- Given problem
Reproduce every line of the material below, but drop the pictures.

- Data for this task
☆ ☆ ☆
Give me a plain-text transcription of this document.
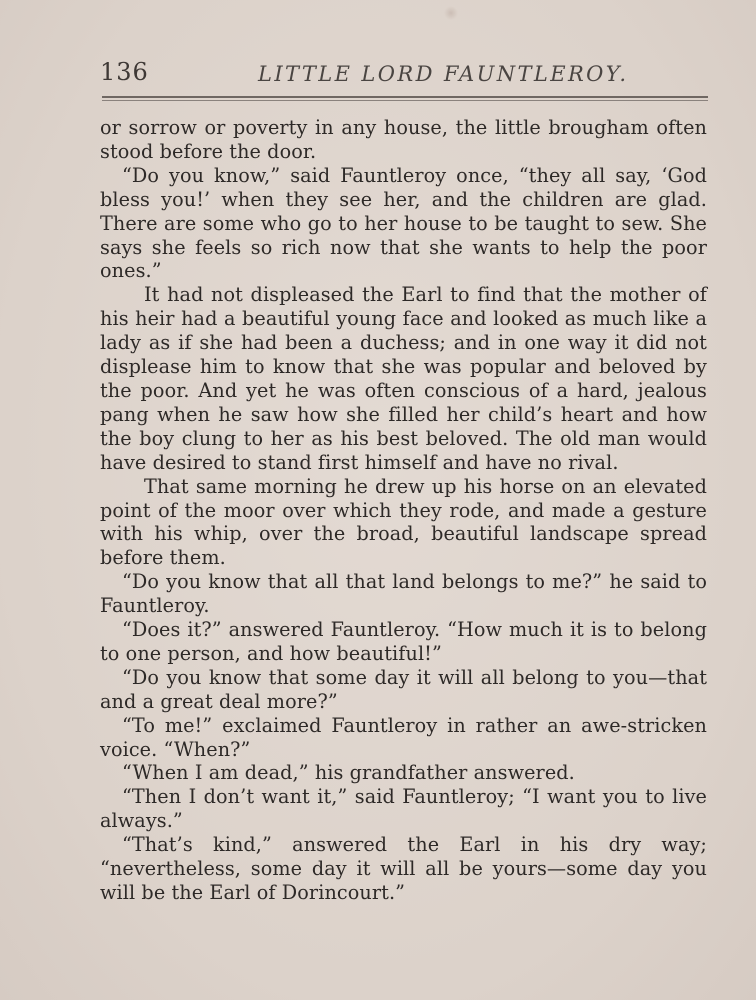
136	LITTLE LORD FAUNTLEROY.

or sorrow or poverty in any house, the little brougham often stood before the door.

“Do you know,” said Fauntleroy once, “they all say, ‘God bless you!’ when they see her, and the children are glad. There are some who go to her house to be taught to sew. She says she feels so rich now that she wants to help the poor ones.”

It had not displeased the Earl to find that the mother of his heir had a beautiful young face and looked as much like a lady as if she had been a duchess; and in one way it did not displease him to know that she was popular and beloved by the poor. And yet he was often conscious of a hard, jealous pang when he saw how she filled her child’s heart and how the boy clung to her as his best beloved. The old man would have desired to stand first himself and have no rival.

That same morning he drew up his horse on an elevated point of the moor over which they rode, and made a gesture with his whip, over the broad, beautiful landscape spread before them.

“Do you know that all that land belongs to me?” he said to Fauntleroy.

“Does it?” answered Fauntleroy. “How much it is to belong to one person, and how beautiful!”

“Do you know that some day it will all belong to you—that and a great deal more?”

“To me!” exclaimed Fauntleroy in rather an awe-stricken voice. “When?”

“When I am dead,” his grandfather answered.

“Then I don’t want it,” said Fauntleroy; “I want you to live always.”

“That’s kind,” answered the Earl in his dry way; “nevertheless, some day it will all be yours—some day you will be the Earl of Dorincourt.”
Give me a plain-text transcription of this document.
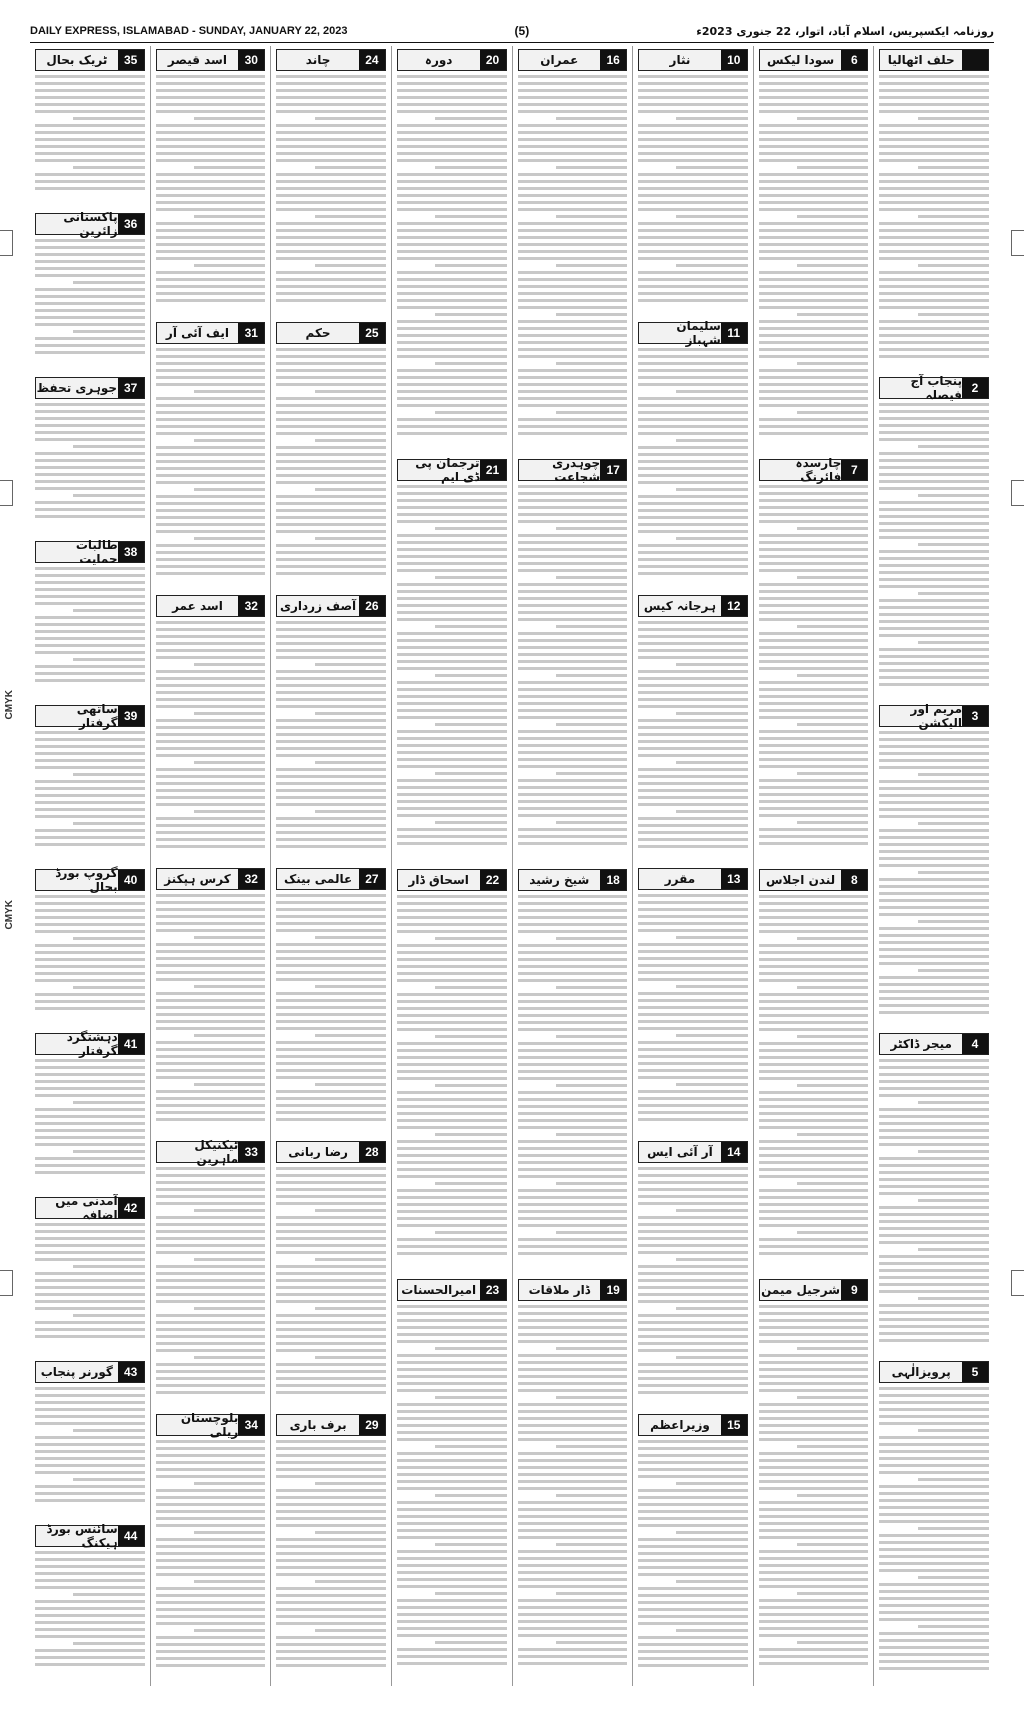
DAILY EXPRESS, ISLAMABAD - SUNDAY, JANUARY 22, 2023	(5)	روزنامہ ایکسپریس، اسلام آباد، اتوار، 22 جنوری 2023ء
CMYK
CMYK
حلف اٹھالیا
2
پنجاب آج فیصلہ
3
مریم اور الیکشن
4
میجر ڈاکٹر
5
پرویزالٰہی
6
سودا لیکس
7
چارسدہ فائرنگ
8
لندن اجلاس
9
شرجیل میمن
10
نثار
11
سلیمان شہباز
12
ہرجانہ کیس
13
مقرر
14
آر آئی ایس
15
وزیراعظم
16
عمران
17
چوہدری شجاعت
18
شیخ رشید
19
ڈار ملاقات
20
دورہ
21
ترجمان پی ڈی ایم
22
اسحاق ڈار
23
امیرالحسنات
24
چاند
25
حکم
26
آصف زرداری
27
عالمی بینک
28
رضا ربانی
29
برف باری
30
اسد قیصر
31
ایف آئی آر
32
اسد عمر
32
کرس ہپکنز
33
ٹیکنیکل ماہرین
34
بلوچستان ریلی
35
ٹریک بحال
36
پاکستانی زائرین
37
جوہری تحفظ
38
طالبات حمایت
39
ساتھی گرفتار
40
گروپ بورڈ بحال
41
دہشتگرد گرفتار
42
آمدنی میں اضافہ
43
گورنر پنجاب
44
سائنس بورڈ ہیکنگ
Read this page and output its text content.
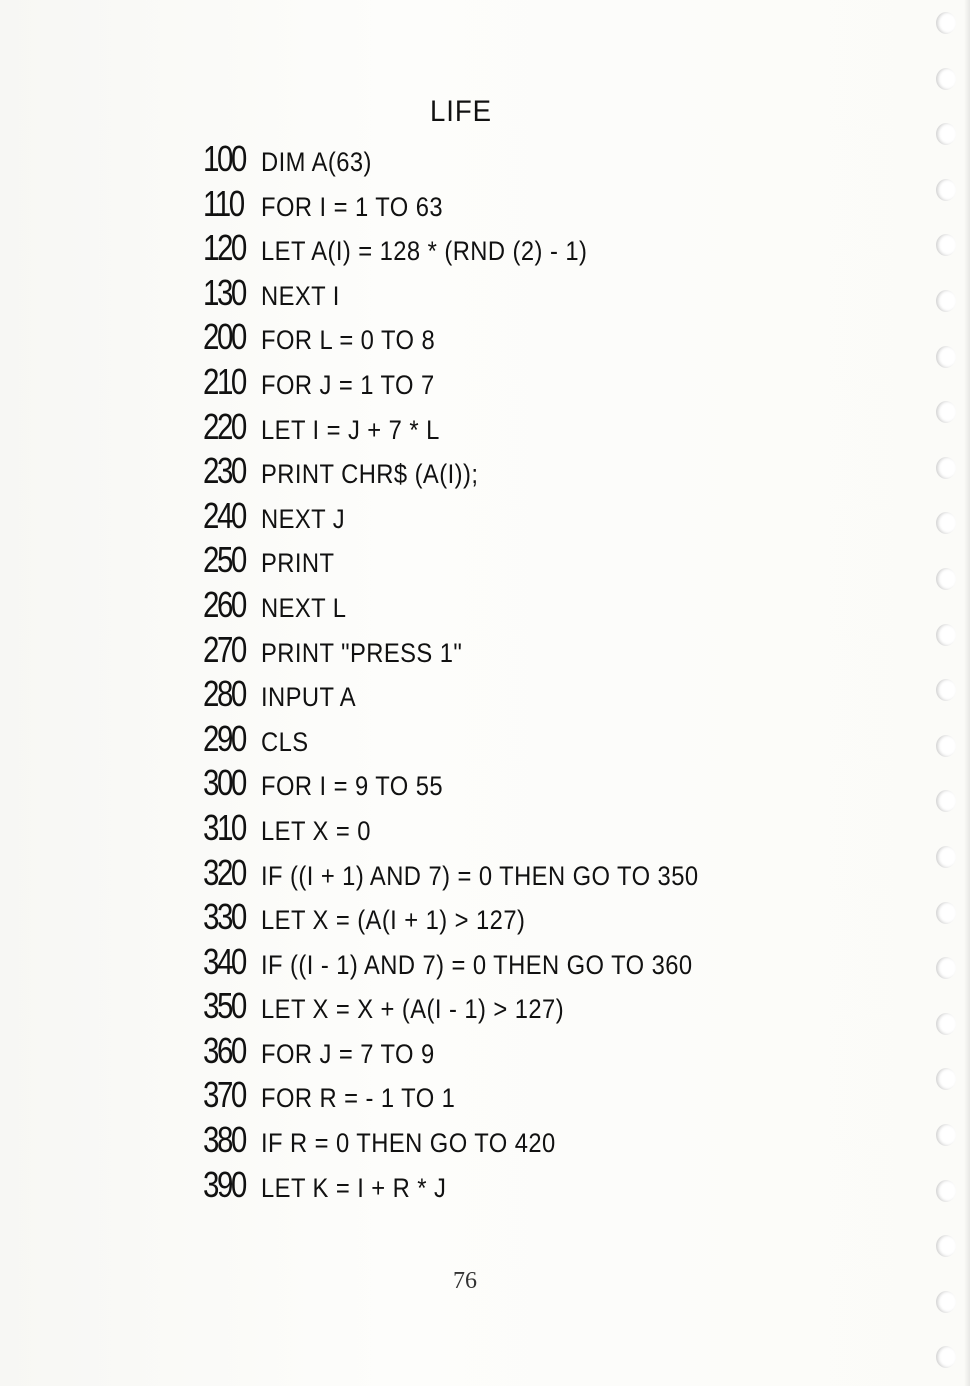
LIFE
100 DIM A(63)
110 FOR I = 1 TO 63
120 LET A(I) = 128 * (RND (2) - 1)
130 NEXT I
200 FOR L = 0 TO 8
210 FOR J = 1 TO 7
220 LET I = J + 7 * L
230 PRINT CHR$ (A(I));
240 NEXT J
250 PRINT
260 NEXT L
270 PRINT "PRESS 1"
280 INPUT A
290 CLS
300 FOR I = 9 TO 55
310 LET X = 0
320 IF ((I + 1) AND 7) = 0 THEN GO TO 350
330 LET X = (A(I + 1) > 127)
340 IF ((I - 1) AND 7) = 0 THEN GO TO 360
350 LET X = X + (A(I - 1) > 127)
360 FOR J = 7 TO 9
370 FOR R = - 1 TO 1
380 IF R = 0 THEN GO TO 420
390 LET K = I + R * J
76
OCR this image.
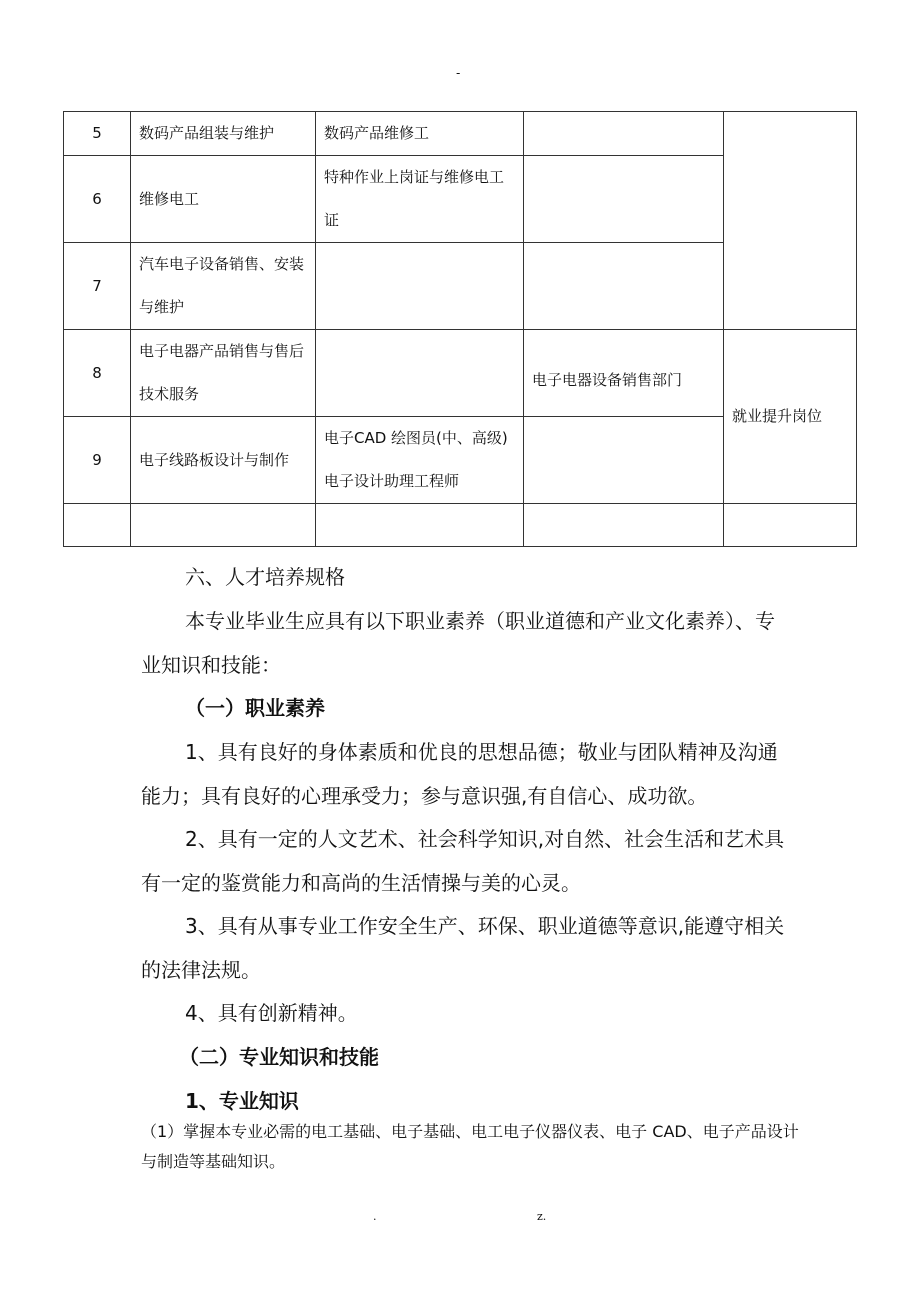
-
5	数码产品组装与维护	数码产品维修工		
6	维修电工	特种作业上岗证与维修电工证		
7	汽车电子设备销售、安装与维护			
8	电子电器产品销售与售后技术服务		电子电器设备销售部门	就业提升岗位
9	电子线路板设计与制作	电子CAD 绘图员(中、高级) 电子设计助理工程师		

六、人才培养规格
本专业毕业生应具有以下职业素养（职业道德和产业文化素养）、专业知识和技能：
（一）职业素养
1、具有良好的身体素质和优良的思想品德；敬业与团队精神及沟通能力；具有良好的心理承受力；参与意识强,有自信心、成功欲。
2、具有一定的人文艺术、社会科学知识,对自然、社会生活和艺术具有一定的鉴赏能力和高尚的生活情操与美的心灵。
3、具有从事专业工作安全生产、环保、职业道德等意识,能遵守相关的法律法规。
4、具有创新精神。
（二）专业知识和技能
1、专业知识
（1）掌握本专业必需的电工基础、电子基础、电工电子仪器仪表、电子 CAD、电子产品设计与制造等基础知识。
.	z.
☆ ☆ ☆
- Task answer
Give me a plain-text transcription of this document.
136	LITTLE LORD FAUNTLEROY.

or sorrow or poverty in any house, the little brougham often stood before the door.

“Do you know,” said Fauntleroy once, “they all say, ‘God bless you!’ when they see her, and the children are glad. There are some who go to her house to be taught to sew. She says she feels so rich now that she wants to help the poor ones.”

It had not displeased the Earl to find that the mother of his heir had a beautiful young face and looked as much like a lady as if she had been a duchess; and in one way it did not displease him to know that she was popular and beloved by the poor. And yet he was often conscious of a hard, jealous pang when he saw how she filled her child’s heart and how the boy clung to her as his best beloved. The old man would have desired to stand first himself and have no rival.

That same morning he drew up his horse on an elevated point of the moor over which they rode, and made a gesture with his whip, over the broad, beautiful landscape spread before them.

“Do you know that all that land belongs to me?” he said to Fauntleroy.

“Does it?” answered Fauntleroy. “How much it is to belong to one person, and how beautiful!”

“Do you know that some day it will all belong to you—that and a great deal more?”

“To me!” exclaimed Fauntleroy in rather an awe-stricken voice. “When?”

“When I am dead,” his grandfather answered.

“Then I don’t want it,” said Fauntleroy; “I want you to live always.”

“That’s kind,” answered the Earl in his dry way; “nevertheless, some day it will all be yours—some day you will be the Earl of Dorincourt.”
Give me a plain-text transcription of this document.
DAILY EXPRESS, ISLAMABAD - SUNDAY, JANUARY 22, 2023	(5)	روزنامہ ایکسپریس، اسلام آباد، اتوار، 22 جنوری 2023ء
CMYK
CMYK
حلف اٹھالیا
2
پنجاب آج فیصلہ
3
مریم اور الیکشن
4
میجر ڈاکٹر
5
پرویزالٰہی
6
سودا لیکس
7
چارسدہ فائرنگ
8
لندن اجلاس
9
شرجیل میمن
10
نثار
11
سلیمان شہباز
12
ہرجانہ کیس
13
مقرر
14
آر آئی ایس
15
وزیراعظم
16
عمران
17
چوہدری شجاعت
18
شیخ رشید
19
ڈار ملاقات
20
دورہ
21
ترجمان پی ڈی ایم
22
اسحاق ڈار
23
امیرالحسنات
24
چاند
25
حکم
26
آصف زرداری
27
عالمی بینک
28
رضا ربانی
29
برف باری
30
اسد قیصر
31
ایف آئی آر
32
اسد عمر
32
کرس ہپکنز
33
ٹیکنیکل ماہرین
34
بلوچستان ریلی
35
ٹریک بحال
36
پاکستانی زائرین
37
جوہری تحفظ
38
طالبات حمایت
39
ساتھی گرفتار
40
گروپ بورڈ بحال
41
دہشتگرد گرفتار
42
آمدنی میں اضافہ
43
گورنر پنجاب
44
سائنس بورڈ ہیکنگ
Read this page and output its text content.
LIFE
100 DIM A(63)
110 FOR I = 1 TO 63
120 LET A(I) = 128 * (RND (2) - 1)
130 NEXT I
200 FOR L = 0 TO 8
210 FOR J = 1 TO 7
220 LET I = J + 7 * L
230 PRINT CHR$ (A(I));
240 NEXT J
250 PRINT
260 NEXT L
270 PRINT "PRESS 1"
280 INPUT A
290 CLS
300 FOR I = 9 TO 55
310 LET X = 0
320 IF ((I + 1) AND 7) = 0 THEN GO TO 350
330 LET X = (A(I + 1) > 127)
340 IF ((I - 1) AND 7) = 0 THEN GO TO 360
350 LET X = X + (A(I - 1) > 127)
360 FOR J = 7 TO 9
370 FOR R = - 1 TO 1
380 IF R = 0 THEN GO TO 420
390 LET K = I + R * J
76
OCR this image.
-
5	数码产品组装与维护	数码产品维修工		
6	维修电工	特种作业上岗证与维修电工证		
7	汽车电子设备销售、安装与维护			
8	电子电器产品销售与售后技术服务		电子电器设备销售部门	就业提升岗位
9	电子线路板设计与制作	电子CAD 绘图员(中、高级) 电子设计助理工程师		

六、人才培养规格
本专业毕业生应具有以下职业素养（职业道德和产业文化素养）、专业知识和技能：
（一）职业素养
1、具有良好的身体素质和优良的思想品德；敬业与团队精神及沟通能力；具有良好的心理承受力；参与意识强,有自信心、成功欲。
2、具有一定的人文艺术、社会科学知识,对自然、社会生活和艺术具有一定的鉴赏能力和高尚的生活情操与美的心灵。
3、具有从事专业工作安全生产、环保、职业道德等意识,能遵守相关的法律法规。
4、具有创新精神。
（二）专业知识和技能
1、专业知识
（1）掌握本专业必需的电工基础、电子基础、电工电子仪器仪表、电子 CAD、电子产品设计与制造等基础知识。
.	z.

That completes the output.